Do this:
Copy out the blog excerpt on the failed containment coating below word for word, from start to finish.

I am intimately familiar with the fine art of “eye-rolling.” As the followers of my blog know, I have three daughters, ages 16, 19 and 22.
As you can imagine, I’ve had more than my share of eye-rolling exhibitions over the years. The following is only the briefest of lists leading to the aforementioned eye-rolling:
What time will you be home?
Please clean up your room.
Why are you watching New Girl when you have homework?
Why did you lose your phone … again?
Please don’t put me into a nursing home when I get old.
And so forth.
I was not, however, expecting to encounter this facial gesture during a meeting discussing remediation of a catastrophic coating failure on a very large concrete secondary containment area.
Bulging Blisters
A multi-coat polyurea system had been installed and was peeling, bulging and otherwise failing sporadically throughout this containment area. And it appeared that the failure was slowly progressing. One day a coated wall would look perfectly normal, and then a few days later, a two-foot-diameter blister filled with water would appear.
Photos: Warren Brand
This is an example of the blistering that comes with outgassing, although much smaller than what we saw on the project discussed here. Photos in this blog post are not from the project described.
We were initially called in to perform a failure analysis. While quite competent to perform a failure analysis, I am not a big fan of doing so unless there’s a compelling reason to perform one. The owner didn’t intend to sue anyone, and there was no other reason, so instead we recommended they hire us to develop a remedial repair plan.
The mode of failure was complex and varied, but mostly characterized by debondment, both adhesively and cohesively within various coats.

Recorded information:
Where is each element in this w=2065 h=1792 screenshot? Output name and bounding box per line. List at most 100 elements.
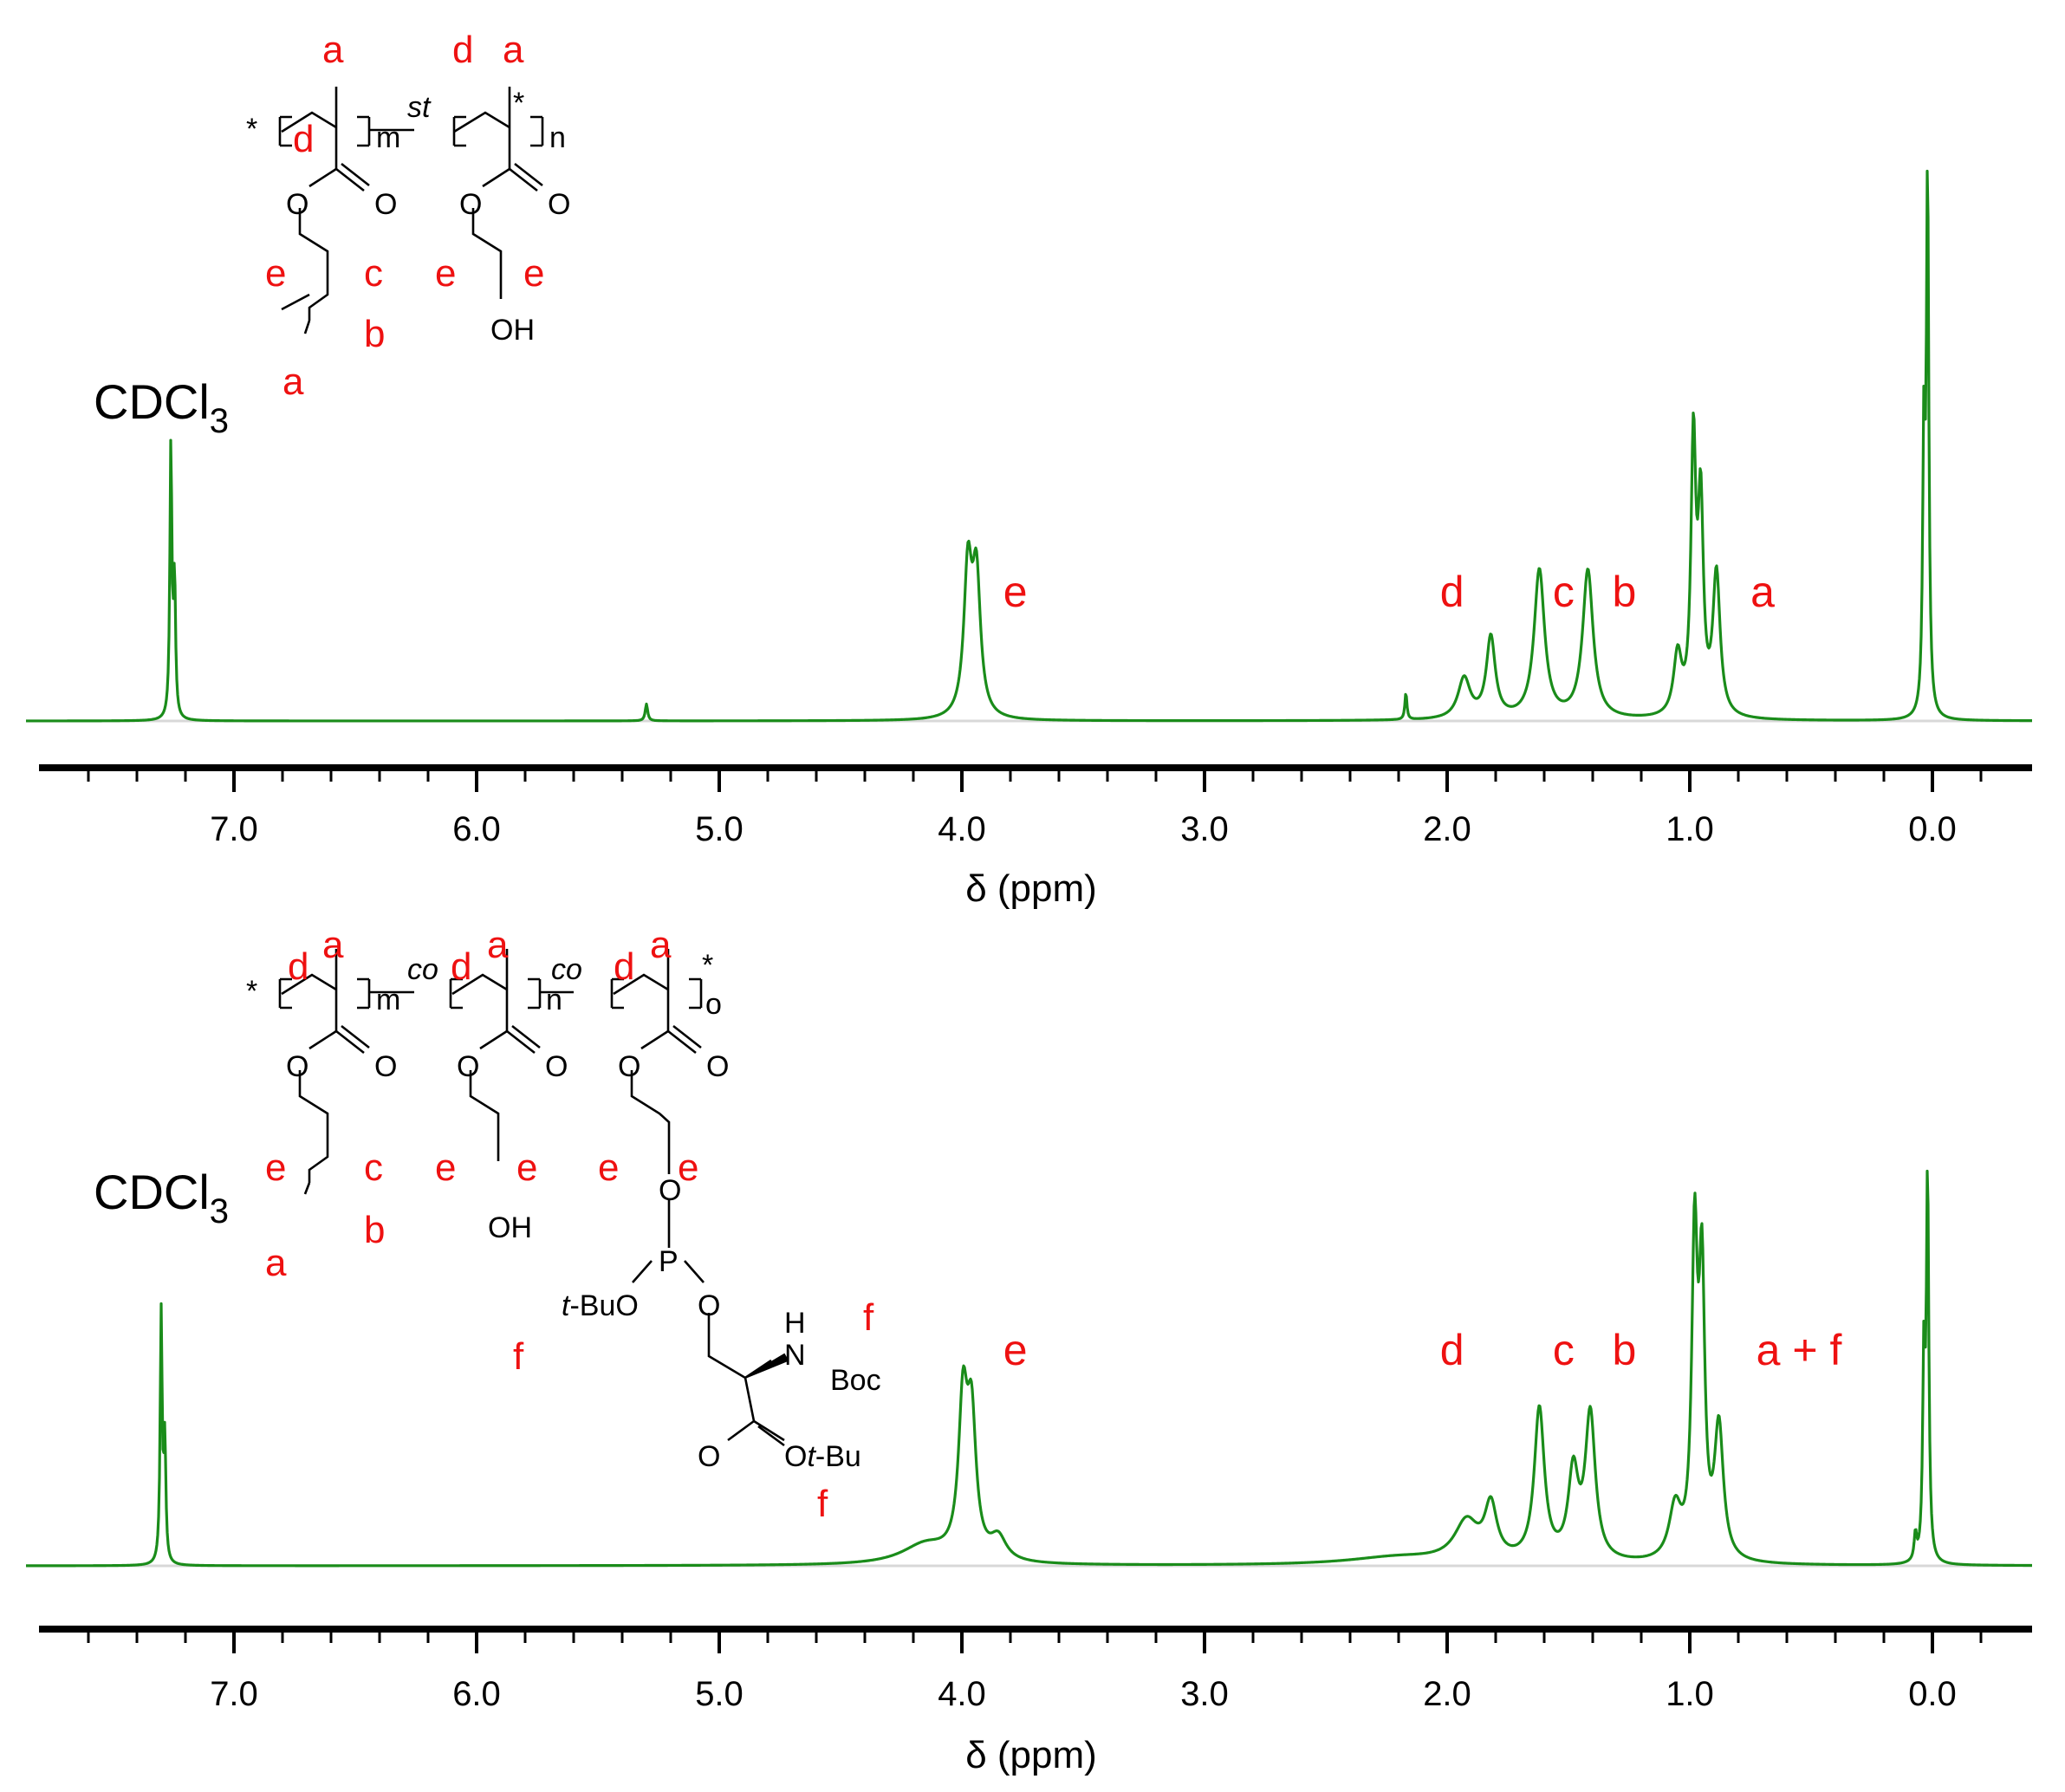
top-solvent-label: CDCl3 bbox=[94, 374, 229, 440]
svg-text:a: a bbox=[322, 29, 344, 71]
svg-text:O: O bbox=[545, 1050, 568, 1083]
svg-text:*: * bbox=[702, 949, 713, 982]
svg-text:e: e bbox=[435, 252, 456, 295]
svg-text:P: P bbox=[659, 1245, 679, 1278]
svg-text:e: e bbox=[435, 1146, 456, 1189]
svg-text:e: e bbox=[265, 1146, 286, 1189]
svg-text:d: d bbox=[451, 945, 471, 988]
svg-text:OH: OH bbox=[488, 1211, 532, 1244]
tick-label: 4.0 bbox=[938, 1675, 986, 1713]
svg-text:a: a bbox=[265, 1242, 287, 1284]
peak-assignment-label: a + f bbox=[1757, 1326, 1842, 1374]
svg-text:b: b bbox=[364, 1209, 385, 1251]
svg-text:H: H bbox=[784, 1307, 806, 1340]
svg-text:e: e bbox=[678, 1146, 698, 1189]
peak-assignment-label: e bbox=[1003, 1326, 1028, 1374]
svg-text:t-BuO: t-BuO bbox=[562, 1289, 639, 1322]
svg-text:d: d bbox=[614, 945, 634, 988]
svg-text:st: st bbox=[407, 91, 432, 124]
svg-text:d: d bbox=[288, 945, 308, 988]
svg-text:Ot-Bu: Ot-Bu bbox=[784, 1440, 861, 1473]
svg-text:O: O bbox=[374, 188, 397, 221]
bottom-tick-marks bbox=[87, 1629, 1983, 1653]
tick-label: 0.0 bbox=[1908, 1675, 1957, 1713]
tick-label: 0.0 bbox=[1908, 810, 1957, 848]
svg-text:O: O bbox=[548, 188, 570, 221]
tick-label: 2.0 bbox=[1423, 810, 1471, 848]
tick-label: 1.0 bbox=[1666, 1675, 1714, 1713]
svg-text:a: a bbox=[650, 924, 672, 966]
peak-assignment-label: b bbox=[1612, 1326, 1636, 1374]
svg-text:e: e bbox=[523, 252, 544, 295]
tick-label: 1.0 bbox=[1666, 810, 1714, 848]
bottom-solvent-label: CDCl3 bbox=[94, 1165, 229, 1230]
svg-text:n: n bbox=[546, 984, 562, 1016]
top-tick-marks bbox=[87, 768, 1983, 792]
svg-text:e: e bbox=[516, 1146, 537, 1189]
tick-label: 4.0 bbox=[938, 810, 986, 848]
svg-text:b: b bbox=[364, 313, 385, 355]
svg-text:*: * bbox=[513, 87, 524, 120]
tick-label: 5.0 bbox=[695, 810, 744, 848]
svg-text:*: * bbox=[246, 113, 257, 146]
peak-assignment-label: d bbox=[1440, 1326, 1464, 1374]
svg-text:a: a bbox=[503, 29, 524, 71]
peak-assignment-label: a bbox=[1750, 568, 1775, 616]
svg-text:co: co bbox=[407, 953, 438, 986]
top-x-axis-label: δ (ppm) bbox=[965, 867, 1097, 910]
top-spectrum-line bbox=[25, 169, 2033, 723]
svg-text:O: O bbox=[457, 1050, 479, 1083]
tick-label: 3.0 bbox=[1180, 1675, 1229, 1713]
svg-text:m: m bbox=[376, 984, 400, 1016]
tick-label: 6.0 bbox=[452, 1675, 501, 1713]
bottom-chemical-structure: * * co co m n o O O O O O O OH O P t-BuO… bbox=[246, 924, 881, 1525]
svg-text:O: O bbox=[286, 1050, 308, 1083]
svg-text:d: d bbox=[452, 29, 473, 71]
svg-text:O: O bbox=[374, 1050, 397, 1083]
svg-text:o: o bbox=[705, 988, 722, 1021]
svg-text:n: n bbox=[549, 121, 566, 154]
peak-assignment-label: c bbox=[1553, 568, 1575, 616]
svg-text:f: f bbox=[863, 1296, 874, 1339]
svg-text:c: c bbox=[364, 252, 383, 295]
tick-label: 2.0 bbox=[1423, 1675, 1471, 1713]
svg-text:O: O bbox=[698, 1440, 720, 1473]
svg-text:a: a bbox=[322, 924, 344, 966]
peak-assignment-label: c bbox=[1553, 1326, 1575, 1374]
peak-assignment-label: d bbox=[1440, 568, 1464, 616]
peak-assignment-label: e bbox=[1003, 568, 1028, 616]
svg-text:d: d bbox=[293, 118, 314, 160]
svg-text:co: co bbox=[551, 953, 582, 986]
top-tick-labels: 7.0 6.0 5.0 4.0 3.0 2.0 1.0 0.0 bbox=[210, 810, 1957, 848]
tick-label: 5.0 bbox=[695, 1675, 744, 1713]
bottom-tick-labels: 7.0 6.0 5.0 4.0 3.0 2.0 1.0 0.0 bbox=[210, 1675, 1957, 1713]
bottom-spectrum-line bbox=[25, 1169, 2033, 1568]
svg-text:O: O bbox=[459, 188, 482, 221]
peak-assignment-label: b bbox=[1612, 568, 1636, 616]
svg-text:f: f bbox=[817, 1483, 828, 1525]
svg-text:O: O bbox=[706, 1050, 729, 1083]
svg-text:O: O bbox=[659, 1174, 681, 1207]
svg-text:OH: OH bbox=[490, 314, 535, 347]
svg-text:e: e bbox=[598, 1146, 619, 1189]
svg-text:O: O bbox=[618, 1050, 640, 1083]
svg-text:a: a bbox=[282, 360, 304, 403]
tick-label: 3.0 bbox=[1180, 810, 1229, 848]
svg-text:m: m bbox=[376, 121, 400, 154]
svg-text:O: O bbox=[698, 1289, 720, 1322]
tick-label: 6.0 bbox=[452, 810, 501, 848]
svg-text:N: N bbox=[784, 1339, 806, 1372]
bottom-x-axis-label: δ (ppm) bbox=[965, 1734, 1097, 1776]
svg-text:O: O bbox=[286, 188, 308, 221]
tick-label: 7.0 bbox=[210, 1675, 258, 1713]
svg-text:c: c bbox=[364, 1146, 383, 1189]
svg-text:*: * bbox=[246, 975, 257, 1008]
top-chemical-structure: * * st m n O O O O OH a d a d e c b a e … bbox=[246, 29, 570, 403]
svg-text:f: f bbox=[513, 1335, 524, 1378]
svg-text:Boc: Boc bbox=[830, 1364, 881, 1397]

Result of this task:
I am intimately familiar with the fine art of “eye-rolling.” As the followers of my blog know, I have three daughters, ages 16, 19 and 22.
As you can imagine, I’ve had more than my share of eye-rolling exhibitions over the years. The following is only the briefest of lists leading to the aforementioned eye-rolling:
What time will you be home?
Please clean up your room.
Why are you watching New Girl when you have homework?
Why did you lose your phone … again?
Please don’t put me into a nursing home when I get old.
And so forth.
I was not, however, expecting to encounter this facial gesture during a meeting discussing remediation of a catastrophic coating failure on a very large concrete secondary containment area.
Bulging Blisters
A multi-coat polyurea system had been installed and was peeling, bulging and otherwise failing sporadically throughout this containment area. And it appeared that the failure was slowly progressing. One day a coated wall would look perfectly normal, and then a few days later, a two-foot-diameter blister filled with water would appear.
Photos: Warren Brand
This is an example of the blistering that comes with outgassing, although much smaller than what we saw on the project discussed here. Photos in this blog post are not from the project described.
We were initially called in to perform a failure analysis. While quite competent to perform a failure analysis, I am not a big fan of doing so unless there’s a compelling reason to perform one. The owner didn’t intend to sue anyone, and there was no other reason, so instead we recommended they hire us to develop a remedial repair plan.
The mode of failure was complex and varied, but mostly characterized by debondment, both adhesively and cohesively within various coats.